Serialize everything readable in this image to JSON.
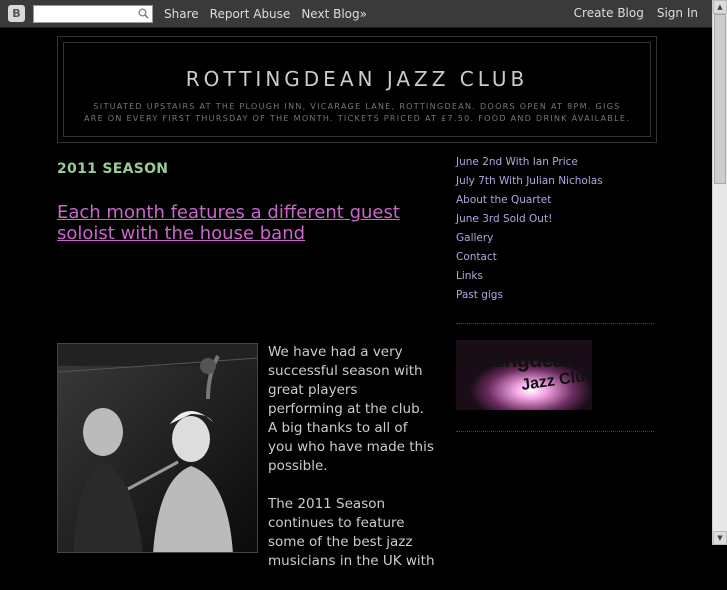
{
  "navbar": {
    "logo_glyph": "B",
    "search_value": "",
    "links": [
      "Share",
      "Report Abuse",
      "Next Blog»"
    ],
    "right_links": [
      "Create Blog",
      "Sign In"
    ]
  },
  "header": {
    "title": "ROTTINGDEAN JAZZ CLUB",
    "description": "Situated upstairs at The Plough Inn, Vicarage Lane, Rottingdean. Doors open at 8pm. Gigs are on every first Thursday of the month. Tickets priced at £7.50. Food and drink available."
  },
  "post": {
    "date_header": "2011 SEASON",
    "title": "Each month features a different guest soloist with the house band",
    "paragraphs": [
      "We have had a very successful season with great players performing at the club. A big thanks to all of you who have made this possible.",
      "The 2011 Season continues to feature some of the best jazz musicians in the UK with"
    ]
  },
  "sidebar": {
    "links": [
      "June 2nd With Ian Price",
      "July 7th With Julian Nicholas",
      "About the Quartet",
      "June 3rd Sold Out!",
      "Gallery",
      "Contact",
      "Links",
      "Past gigs"
    ],
    "logo_line1": "Rottingdean",
    "logo_line2": "Jazz Club"
  },
  "colors": {
    "background": "#000000",
    "title": "#cccccc",
    "date_header": "#99cc99",
    "post_title": "#cc66cc",
    "sidebar_link": "#aaaadd"
  }
}
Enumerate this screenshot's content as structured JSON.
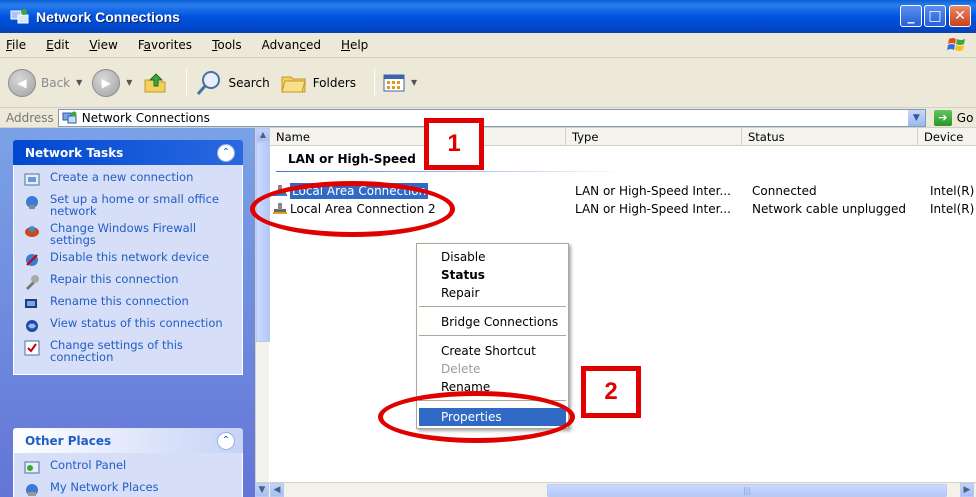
{
  "window": {
    "title": "Network Connections"
  },
  "menubar": {
    "items": [
      {
        "pre": "",
        "ul": "F",
        "post": "ile"
      },
      {
        "pre": "",
        "ul": "E",
        "post": "dit"
      },
      {
        "pre": "",
        "ul": "V",
        "post": "iew"
      },
      {
        "pre": "F",
        "ul": "a",
        "post": "vorites"
      },
      {
        "pre": "",
        "ul": "T",
        "post": "ools"
      },
      {
        "pre": "Advan",
        "ul": "c",
        "post": "ed"
      },
      {
        "pre": "",
        "ul": "H",
        "post": "elp"
      }
    ]
  },
  "toolbar": {
    "back_label": "Back",
    "search_label": "Search",
    "folders_label": "Folders"
  },
  "address": {
    "label": "Address",
    "value": "Network Connections",
    "go_label": "Go"
  },
  "left_pane": {
    "network_tasks": {
      "title": "Network Tasks",
      "items": [
        {
          "label": "Create a new connection",
          "icon": "new-connection-icon"
        },
        {
          "label": "Set up a home or small office network",
          "icon": "home-network-icon"
        },
        {
          "label": "Change Windows Firewall settings",
          "icon": "firewall-icon"
        },
        {
          "label": "Disable this network device",
          "icon": "disable-network-icon"
        },
        {
          "label": "Repair this connection",
          "icon": "repair-icon"
        },
        {
          "label": "Rename this connection",
          "icon": "rename-icon"
        },
        {
          "label": "View status of this connection",
          "icon": "status-icon"
        },
        {
          "label": "Change settings of this connection",
          "icon": "settings-icon"
        }
      ]
    },
    "other_places": {
      "title": "Other Places",
      "items": [
        {
          "label": "Control Panel",
          "icon": "control-panel-icon"
        },
        {
          "label": "My Network Places",
          "icon": "network-places-icon"
        }
      ]
    }
  },
  "list": {
    "columns": [
      "Name",
      "Type",
      "Status",
      "Device"
    ],
    "group_header": "LAN or High-Speed",
    "rows": [
      {
        "name": "Local Area Connection",
        "type": "LAN or High-Speed Inter...",
        "status": "Connected",
        "device": "Intel(R)"
      },
      {
        "name": "Local Area Connection 2",
        "type": "LAN or High-Speed Inter...",
        "status": "Network cable unplugged",
        "device": "Intel(R)"
      }
    ]
  },
  "context_menu": {
    "items": [
      "Disable",
      "Status",
      "Repair",
      "Bridge Connections",
      "Create Shortcut",
      "Delete",
      "Rename",
      "Properties"
    ]
  },
  "annotations": {
    "step1": "1",
    "step2": "2",
    "color": "#e00000"
  }
}
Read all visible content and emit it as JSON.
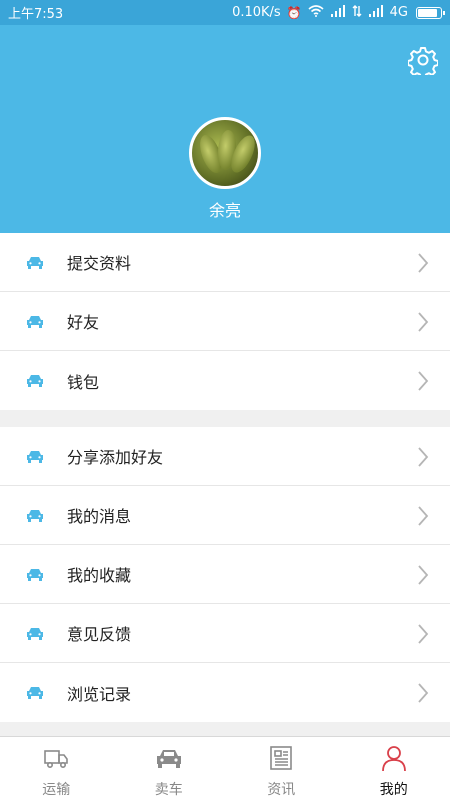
{
  "status_bar": {
    "time": "上午7:53",
    "net_speed": "0.10K/s",
    "network_type": "4G",
    "battery_level_percent": 90
  },
  "profile": {
    "username": "余亮",
    "settings_icon": "gear-icon",
    "header_color": "#4cb8e6"
  },
  "menu_group_1": [
    {
      "label": "提交资料",
      "icon": "car-icon"
    },
    {
      "label": "好友",
      "icon": "car-icon"
    },
    {
      "label": "钱包",
      "icon": "car-icon"
    }
  ],
  "menu_group_2": [
    {
      "label": "分享添加好友",
      "icon": "car-icon"
    },
    {
      "label": "我的消息",
      "icon": "car-icon"
    },
    {
      "label": "我的收藏",
      "icon": "car-icon"
    },
    {
      "label": "意见反馈",
      "icon": "car-icon"
    },
    {
      "label": "浏览记录",
      "icon": "car-icon"
    }
  ],
  "tabs": [
    {
      "label": "运输",
      "icon": "truck-icon",
      "active": false
    },
    {
      "label": "卖车",
      "icon": "car-icon",
      "active": false
    },
    {
      "label": "资讯",
      "icon": "news-icon",
      "active": false
    },
    {
      "label": "我的",
      "icon": "person-icon",
      "active": true
    }
  ],
  "colors": {
    "accent": "#4cb8e6",
    "row_icon": "#4cb8e6",
    "active_tab_icon": "#d9404a"
  }
}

++++++

### AIM
Output the full set of records above without changing a word, and drop the images.

### EXPECTED ANSWER
Serialize everything readable in this image to JSON.
{
  "navbar": {
    "logo_glyph": "B",
    "search_value": "",
    "links": [
      "Share",
      "Report Abuse",
      "Next Blog»"
    ],
    "right_links": [
      "Create Blog",
      "Sign In"
    ]
  },
  "header": {
    "title": "ROTTINGDEAN JAZZ CLUB",
    "description": "Situated upstairs at The Plough Inn, Vicarage Lane, Rottingdean. Doors open at 8pm. Gigs are on every first Thursday of the month. Tickets priced at £7.50. Food and drink available."
  },
  "post": {
    "date_header": "2011 SEASON",
    "title": "Each month features a different guest soloist with the house band",
    "paragraphs": [
      "We have had a very successful season with great players performing at the club. A big thanks to all of you who have made this possible.",
      "The 2011 Season continues to feature some of the best jazz musicians in the UK with"
    ]
  },
  "sidebar": {
    "links": [
      "June 2nd With Ian Price",
      "July 7th With Julian Nicholas",
      "About the Quartet",
      "June 3rd Sold Out!",
      "Gallery",
      "Contact",
      "Links",
      "Past gigs"
    ],
    "logo_line1": "Rottingdean",
    "logo_line2": "Jazz Club"
  },
  "colors": {
    "background": "#000000",
    "title": "#cccccc",
    "date_header": "#99cc99",
    "post_title": "#cc66cc",
    "sidebar_link": "#aaaadd"
  }
}
Enumerate this screenshot's content as structured JSON.
{
  "window": {
    "title": "Network Connections"
  },
  "menubar": {
    "items": [
      {
        "pre": "",
        "ul": "F",
        "post": "ile"
      },
      {
        "pre": "",
        "ul": "E",
        "post": "dit"
      },
      {
        "pre": "",
        "ul": "V",
        "post": "iew"
      },
      {
        "pre": "F",
        "ul": "a",
        "post": "vorites"
      },
      {
        "pre": "",
        "ul": "T",
        "post": "ools"
      },
      {
        "pre": "Advan",
        "ul": "c",
        "post": "ed"
      },
      {
        "pre": "",
        "ul": "H",
        "post": "elp"
      }
    ]
  },
  "toolbar": {
    "back_label": "Back",
    "search_label": "Search",
    "folders_label": "Folders"
  },
  "address": {
    "label": "Address",
    "value": "Network Connections",
    "go_label": "Go"
  },
  "left_pane": {
    "network_tasks": {
      "title": "Network Tasks",
      "items": [
        {
          "label": "Create a new connection",
          "icon": "new-connection-icon"
        },
        {
          "label": "Set up a home or small office network",
          "icon": "home-network-icon"
        },
        {
          "label": "Change Windows Firewall settings",
          "icon": "firewall-icon"
        },
        {
          "label": "Disable this network device",
          "icon": "disable-network-icon"
        },
        {
          "label": "Repair this connection",
          "icon": "repair-icon"
        },
        {
          "label": "Rename this connection",
          "icon": "rename-icon"
        },
        {
          "label": "View status of this connection",
          "icon": "status-icon"
        },
        {
          "label": "Change settings of this connection",
          "icon": "settings-icon"
        }
      ]
    },
    "other_places": {
      "title": "Other Places",
      "items": [
        {
          "label": "Control Panel",
          "icon": "control-panel-icon"
        },
        {
          "label": "My Network Places",
          "icon": "network-places-icon"
        }
      ]
    }
  },
  "list": {
    "columns": [
      "Name",
      "Type",
      "Status",
      "Device"
    ],
    "group_header": "LAN or High-Speed",
    "rows": [
      {
        "name": "Local Area Connection",
        "type": "LAN or High-Speed Inter...",
        "status": "Connected",
        "device": "Intel(R)"
      },
      {
        "name": "Local Area Connection 2",
        "type": "LAN or High-Speed Inter...",
        "status": "Network cable unplugged",
        "device": "Intel(R)"
      }
    ]
  },
  "context_menu": {
    "items": [
      "Disable",
      "Status",
      "Repair",
      "Bridge Connections",
      "Create Shortcut",
      "Delete",
      "Rename",
      "Properties"
    ]
  },
  "annotations": {
    "step1": "1",
    "step2": "2",
    "color": "#e00000"
  }
}
Read all visible content and emit it as JSON.
{
  "status_bar": {
    "time": "上午7:53",
    "net_speed": "0.10K/s",
    "network_type": "4G",
    "battery_level_percent": 90
  },
  "profile": {
    "username": "余亮",
    "settings_icon": "gear-icon",
    "header_color": "#4cb8e6"
  },
  "menu_group_1": [
    {
      "label": "提交资料",
      "icon": "car-icon"
    },
    {
      "label": "好友",
      "icon": "car-icon"
    },
    {
      "label": "钱包",
      "icon": "car-icon"
    }
  ],
  "menu_group_2": [
    {
      "label": "分享添加好友",
      "icon": "car-icon"
    },
    {
      "label": "我的消息",
      "icon": "car-icon"
    },
    {
      "label": "我的收藏",
      "icon": "car-icon"
    },
    {
      "label": "意见反馈",
      "icon": "car-icon"
    },
    {
      "label": "浏览记录",
      "icon": "car-icon"
    }
  ],
  "tabs": [
    {
      "label": "运输",
      "icon": "truck-icon",
      "active": false
    },
    {
      "label": "卖车",
      "icon": "car-icon",
      "active": false
    },
    {
      "label": "资讯",
      "icon": "news-icon",
      "active": false
    },
    {
      "label": "我的",
      "icon": "person-icon",
      "active": true
    }
  ],
  "colors": {
    "accent": "#4cb8e6",
    "row_icon": "#4cb8e6",
    "active_tab_icon": "#d9404a"
  }
}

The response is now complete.